= ENTRIES SHOWN =
== Segment start ==

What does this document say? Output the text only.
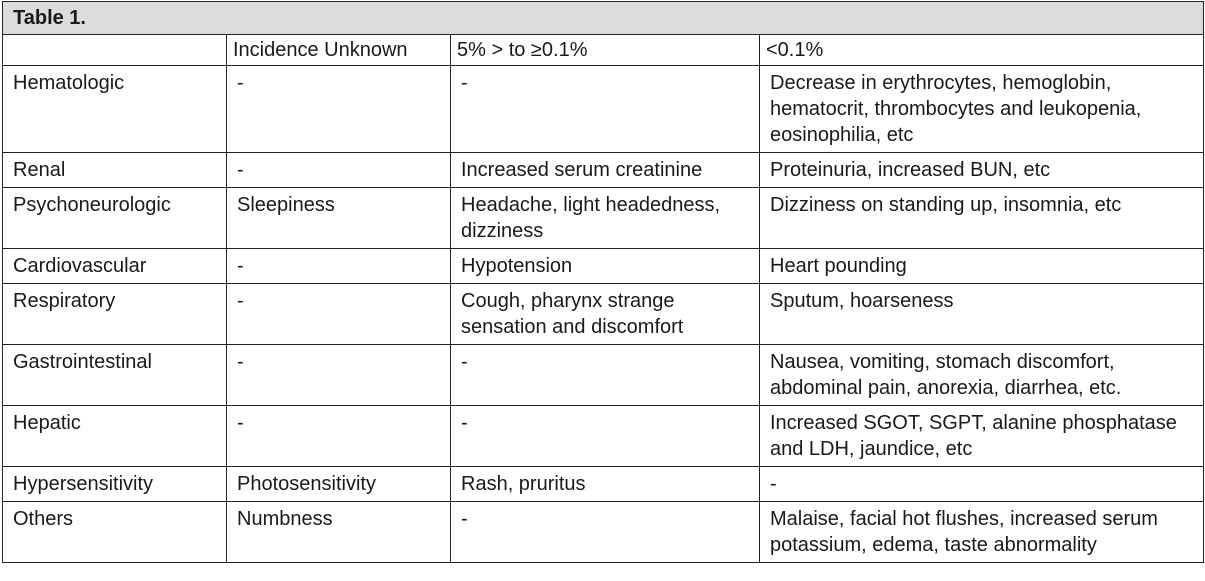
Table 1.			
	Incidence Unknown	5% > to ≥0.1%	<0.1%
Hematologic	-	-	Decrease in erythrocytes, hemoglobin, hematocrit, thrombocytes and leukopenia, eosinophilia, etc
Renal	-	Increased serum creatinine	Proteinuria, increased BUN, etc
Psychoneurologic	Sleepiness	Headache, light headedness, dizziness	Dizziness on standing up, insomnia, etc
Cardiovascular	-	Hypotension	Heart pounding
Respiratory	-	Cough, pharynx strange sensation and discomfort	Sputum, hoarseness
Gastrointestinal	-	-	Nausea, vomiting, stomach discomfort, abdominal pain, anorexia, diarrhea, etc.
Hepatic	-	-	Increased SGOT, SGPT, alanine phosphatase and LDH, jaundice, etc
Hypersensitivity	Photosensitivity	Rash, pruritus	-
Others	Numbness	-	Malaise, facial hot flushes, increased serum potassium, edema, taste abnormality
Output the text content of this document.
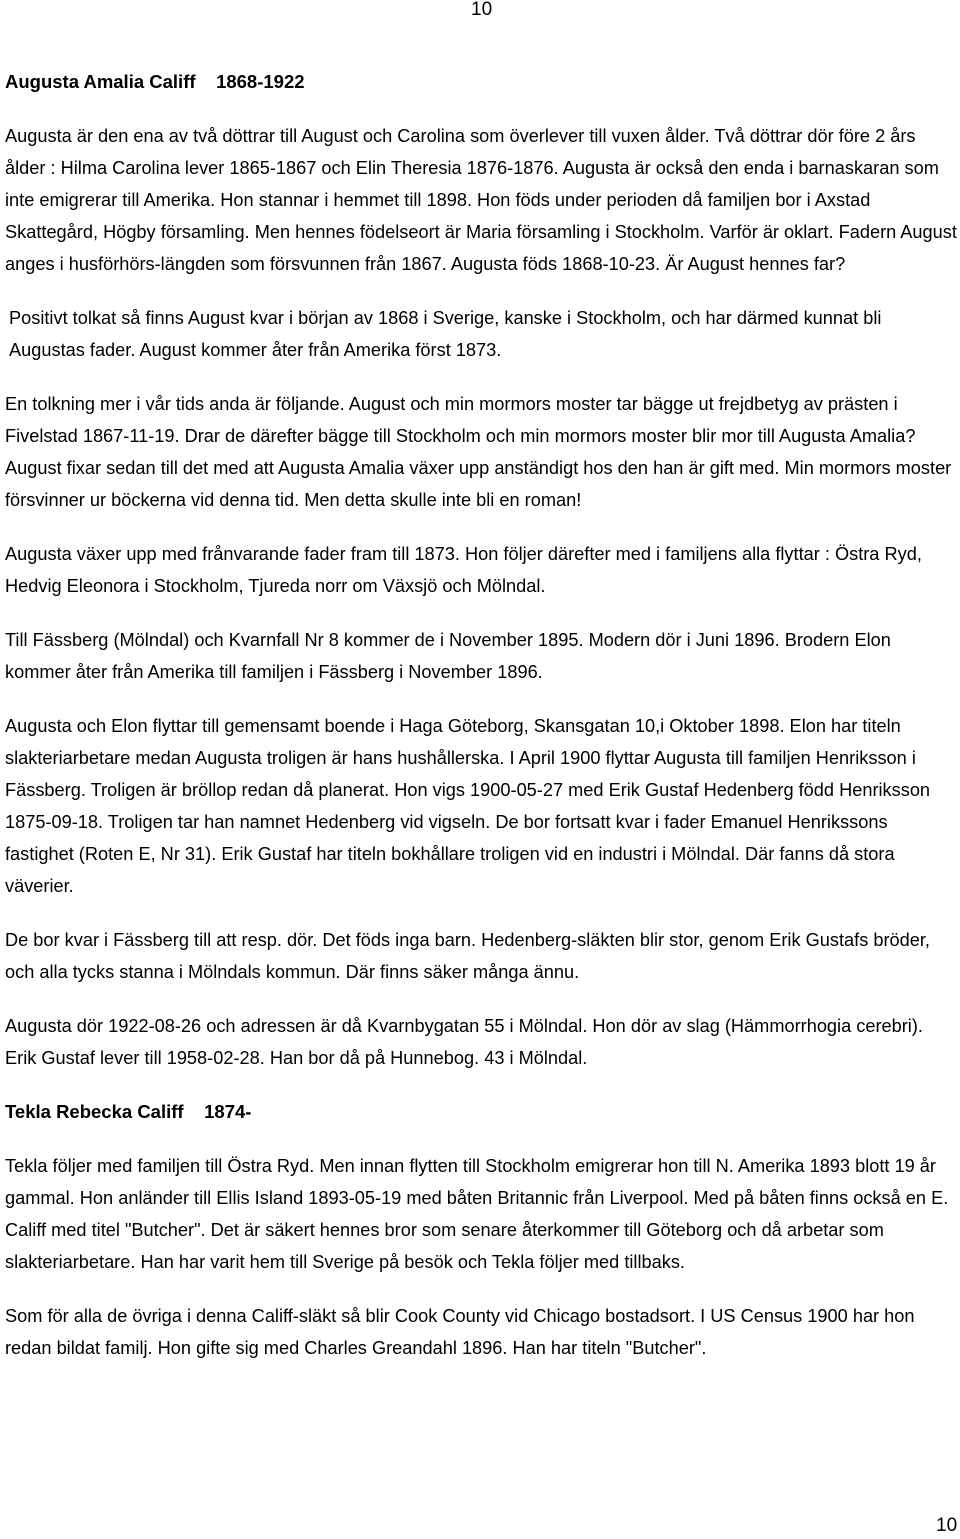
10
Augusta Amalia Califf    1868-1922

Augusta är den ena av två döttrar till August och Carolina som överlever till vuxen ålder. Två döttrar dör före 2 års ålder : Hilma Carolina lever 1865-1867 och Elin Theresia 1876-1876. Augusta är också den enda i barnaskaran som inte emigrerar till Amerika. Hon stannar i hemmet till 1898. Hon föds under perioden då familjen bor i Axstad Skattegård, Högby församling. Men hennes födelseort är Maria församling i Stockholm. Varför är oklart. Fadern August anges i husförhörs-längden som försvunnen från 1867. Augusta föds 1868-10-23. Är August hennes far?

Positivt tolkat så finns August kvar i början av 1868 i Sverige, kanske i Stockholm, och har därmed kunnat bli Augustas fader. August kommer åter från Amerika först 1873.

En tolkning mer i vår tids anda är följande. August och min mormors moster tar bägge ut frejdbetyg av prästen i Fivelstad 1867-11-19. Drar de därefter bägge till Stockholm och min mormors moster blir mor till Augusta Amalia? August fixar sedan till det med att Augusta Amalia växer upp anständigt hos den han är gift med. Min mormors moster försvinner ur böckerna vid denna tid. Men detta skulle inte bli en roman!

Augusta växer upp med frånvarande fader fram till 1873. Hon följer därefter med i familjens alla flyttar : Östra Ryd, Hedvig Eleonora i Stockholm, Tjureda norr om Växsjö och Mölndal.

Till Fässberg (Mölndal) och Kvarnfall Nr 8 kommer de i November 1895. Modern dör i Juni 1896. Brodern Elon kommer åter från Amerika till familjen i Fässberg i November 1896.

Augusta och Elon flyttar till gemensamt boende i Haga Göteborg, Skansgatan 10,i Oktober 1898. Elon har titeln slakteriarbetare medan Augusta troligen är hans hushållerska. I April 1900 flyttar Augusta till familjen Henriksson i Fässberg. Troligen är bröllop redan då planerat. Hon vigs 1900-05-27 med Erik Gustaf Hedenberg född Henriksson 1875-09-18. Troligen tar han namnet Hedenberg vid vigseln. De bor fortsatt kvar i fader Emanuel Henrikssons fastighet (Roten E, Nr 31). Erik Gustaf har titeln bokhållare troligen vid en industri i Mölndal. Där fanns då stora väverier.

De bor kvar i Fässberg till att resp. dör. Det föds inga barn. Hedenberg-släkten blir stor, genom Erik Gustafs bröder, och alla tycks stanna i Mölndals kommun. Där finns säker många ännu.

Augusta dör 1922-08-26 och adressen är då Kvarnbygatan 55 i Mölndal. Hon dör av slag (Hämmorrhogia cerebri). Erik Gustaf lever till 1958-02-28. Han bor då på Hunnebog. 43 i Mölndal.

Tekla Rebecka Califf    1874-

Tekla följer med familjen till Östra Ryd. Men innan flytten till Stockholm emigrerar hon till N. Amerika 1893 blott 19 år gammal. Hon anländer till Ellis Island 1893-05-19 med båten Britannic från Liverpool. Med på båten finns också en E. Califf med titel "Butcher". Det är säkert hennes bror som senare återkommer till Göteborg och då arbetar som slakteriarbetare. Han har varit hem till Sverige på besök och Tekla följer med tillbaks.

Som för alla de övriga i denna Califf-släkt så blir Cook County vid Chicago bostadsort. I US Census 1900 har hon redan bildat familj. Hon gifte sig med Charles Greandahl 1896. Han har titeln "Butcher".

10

== Segment end ==

= DIRECTIONS =
Copy out each line from the listing that contains the string "serum".

= TASK ANSWER =
Renal	-	Increased serum creatinine	Proteinuria, increased BUN, etc
Others	Numbness	-	Malaise, facial hot flushes, increased serum potassium, edema, taste abnormality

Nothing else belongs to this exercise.